Extracted data entries:
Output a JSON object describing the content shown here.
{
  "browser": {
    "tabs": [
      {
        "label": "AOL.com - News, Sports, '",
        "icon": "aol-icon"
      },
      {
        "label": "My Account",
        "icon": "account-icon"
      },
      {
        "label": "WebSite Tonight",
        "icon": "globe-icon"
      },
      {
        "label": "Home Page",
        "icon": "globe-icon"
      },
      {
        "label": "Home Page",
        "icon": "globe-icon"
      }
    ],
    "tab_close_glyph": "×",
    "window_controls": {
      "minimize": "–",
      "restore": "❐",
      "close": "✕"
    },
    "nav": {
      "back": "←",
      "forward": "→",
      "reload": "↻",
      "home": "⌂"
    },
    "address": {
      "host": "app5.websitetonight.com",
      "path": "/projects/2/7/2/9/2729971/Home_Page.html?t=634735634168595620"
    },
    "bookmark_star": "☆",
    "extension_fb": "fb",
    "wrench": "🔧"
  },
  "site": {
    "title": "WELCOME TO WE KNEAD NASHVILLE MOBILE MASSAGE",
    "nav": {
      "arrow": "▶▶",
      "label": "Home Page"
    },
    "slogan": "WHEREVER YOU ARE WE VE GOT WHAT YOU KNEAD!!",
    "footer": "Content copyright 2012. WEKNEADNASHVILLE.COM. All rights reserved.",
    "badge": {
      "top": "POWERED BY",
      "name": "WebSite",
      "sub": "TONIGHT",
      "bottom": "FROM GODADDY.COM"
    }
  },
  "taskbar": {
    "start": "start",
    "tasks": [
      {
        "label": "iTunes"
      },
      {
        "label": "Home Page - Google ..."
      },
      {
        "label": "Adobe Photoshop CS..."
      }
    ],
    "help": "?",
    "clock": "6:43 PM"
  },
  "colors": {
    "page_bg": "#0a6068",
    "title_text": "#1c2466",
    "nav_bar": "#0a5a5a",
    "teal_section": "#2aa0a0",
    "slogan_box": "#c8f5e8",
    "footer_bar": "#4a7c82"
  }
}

- EXERCISE DIRECTIONS
Which lines hold the string "label"? Copy all of them from the data above.

- COMPLETE OUTPUT
        "label": "AOL.com - News, Sports, '",
        "label": "My Account",
        "label": "WebSite Tonight",
        "label": "Home Page",
        "label": "Home Page",
      "label": "Home Page"
        "label": "iTunes"
        "label": "Home Page - Google ..."
        "label": "Adobe Photoshop CS..."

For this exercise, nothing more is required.